>> begin TASK MATERIAL
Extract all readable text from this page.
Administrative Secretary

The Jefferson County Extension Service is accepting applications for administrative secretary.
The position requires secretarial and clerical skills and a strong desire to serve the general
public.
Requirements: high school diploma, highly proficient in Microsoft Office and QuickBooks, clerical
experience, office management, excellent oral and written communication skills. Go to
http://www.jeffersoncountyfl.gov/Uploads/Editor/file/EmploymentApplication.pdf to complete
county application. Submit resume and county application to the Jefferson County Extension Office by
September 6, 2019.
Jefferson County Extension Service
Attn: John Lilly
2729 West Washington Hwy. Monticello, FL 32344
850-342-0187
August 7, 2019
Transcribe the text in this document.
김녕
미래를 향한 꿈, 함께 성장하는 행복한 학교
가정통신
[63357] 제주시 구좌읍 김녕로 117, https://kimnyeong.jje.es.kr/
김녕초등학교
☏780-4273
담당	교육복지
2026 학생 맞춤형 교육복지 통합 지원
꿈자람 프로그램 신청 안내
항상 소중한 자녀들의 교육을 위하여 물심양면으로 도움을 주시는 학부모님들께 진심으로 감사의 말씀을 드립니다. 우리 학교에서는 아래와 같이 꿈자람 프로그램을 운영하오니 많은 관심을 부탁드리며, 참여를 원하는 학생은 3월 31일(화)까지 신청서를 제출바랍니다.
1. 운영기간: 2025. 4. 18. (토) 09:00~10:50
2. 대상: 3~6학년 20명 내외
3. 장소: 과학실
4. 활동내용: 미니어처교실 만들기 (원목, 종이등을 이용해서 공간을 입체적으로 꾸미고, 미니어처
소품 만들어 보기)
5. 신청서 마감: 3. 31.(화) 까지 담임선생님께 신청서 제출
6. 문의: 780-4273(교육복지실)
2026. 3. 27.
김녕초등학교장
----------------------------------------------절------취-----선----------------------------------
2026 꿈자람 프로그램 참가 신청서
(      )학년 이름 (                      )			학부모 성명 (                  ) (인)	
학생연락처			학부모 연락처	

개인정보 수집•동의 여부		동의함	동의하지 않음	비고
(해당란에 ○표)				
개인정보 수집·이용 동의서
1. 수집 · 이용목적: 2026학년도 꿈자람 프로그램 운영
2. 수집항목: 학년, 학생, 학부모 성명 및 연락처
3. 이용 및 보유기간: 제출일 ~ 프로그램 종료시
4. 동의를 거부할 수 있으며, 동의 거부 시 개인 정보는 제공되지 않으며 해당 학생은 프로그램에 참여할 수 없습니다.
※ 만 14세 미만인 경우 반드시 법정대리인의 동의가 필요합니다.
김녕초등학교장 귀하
>> end TASK MATERIAL
Set down the listing above in full, please, exactly as it appears.

Extract all readable text from this page.
Administrative Secretary

The Jefferson County Extension Service is accepting applications for administrative secretary.
The position requires secretarial and clerical skills and a strong desire to serve the general
public.
Requirements: high school diploma, highly proficient in Microsoft Office and QuickBooks, clerical
experience, office management, excellent oral and written communication skills. Go to
http://www.jeffersoncountyfl.gov/Uploads/Editor/file/EmploymentApplication.pdf to complete
county application. Submit resume and county application to the Jefferson County Extension Office by
September 6, 2019.
Jefferson County Extension Service
Attn: John Lilly
2729 West Washington Hwy. Monticello, FL 32344
850-342-0187
August 7, 2019
Transcribe the text in this document.
김녕
미래를 향한 꿈, 함께 성장하는 행복한 학교
가정통신
[63357] 제주시 구좌읍 김녕로 117, https://kimnyeong.jje.es.kr/
김녕초등학교
☏780-4273
담당	교육복지
2026 학생 맞춤형 교육복지 통합 지원
꿈자람 프로그램 신청 안내
항상 소중한 자녀들의 교육을 위하여 물심양면으로 도움을 주시는 학부모님들께 진심으로 감사의 말씀을 드립니다. 우리 학교에서는 아래와 같이 꿈자람 프로그램을 운영하오니 많은 관심을 부탁드리며, 참여를 원하는 학생은 3월 31일(화)까지 신청서를 제출바랍니다.
1. 운영기간: 2025. 4. 18. (토) 09:00~10:50
2. 대상: 3~6학년 20명 내외
3. 장소: 과학실
4. 활동내용: 미니어처교실 만들기 (원목, 종이등을 이용해서 공간을 입체적으로 꾸미고, 미니어처
소품 만들어 보기)
5. 신청서 마감: 3. 31.(화) 까지 담임선생님께 신청서 제출
6. 문의: 780-4273(교육복지실)
2026. 3. 27.
김녕초등학교장
----------------------------------------------절------취-----선----------------------------------
2026 꿈자람 프로그램 참가 신청서
(      )학년 이름 (                      )			학부모 성명 (                  ) (인)	
학생연락처			학부모 연락처	

개인정보 수집•동의 여부		동의함	동의하지 않음	비고
(해당란에 ○표)				
개인정보 수집·이용 동의서
1. 수집 · 이용목적: 2026학년도 꿈자람 프로그램 운영
2. 수집항목: 학년, 학생, 학부모 성명 및 연락처
3. 이용 및 보유기간: 제출일 ~ 프로그램 종료시
4. 동의를 거부할 수 있으며, 동의 거부 시 개인 정보는 제공되지 않으며 해당 학생은 프로그램에 참여할 수 없습니다.
※ 만 14세 미만인 경우 반드시 법정대리인의 동의가 필요합니다.
김녕초등학교장 귀하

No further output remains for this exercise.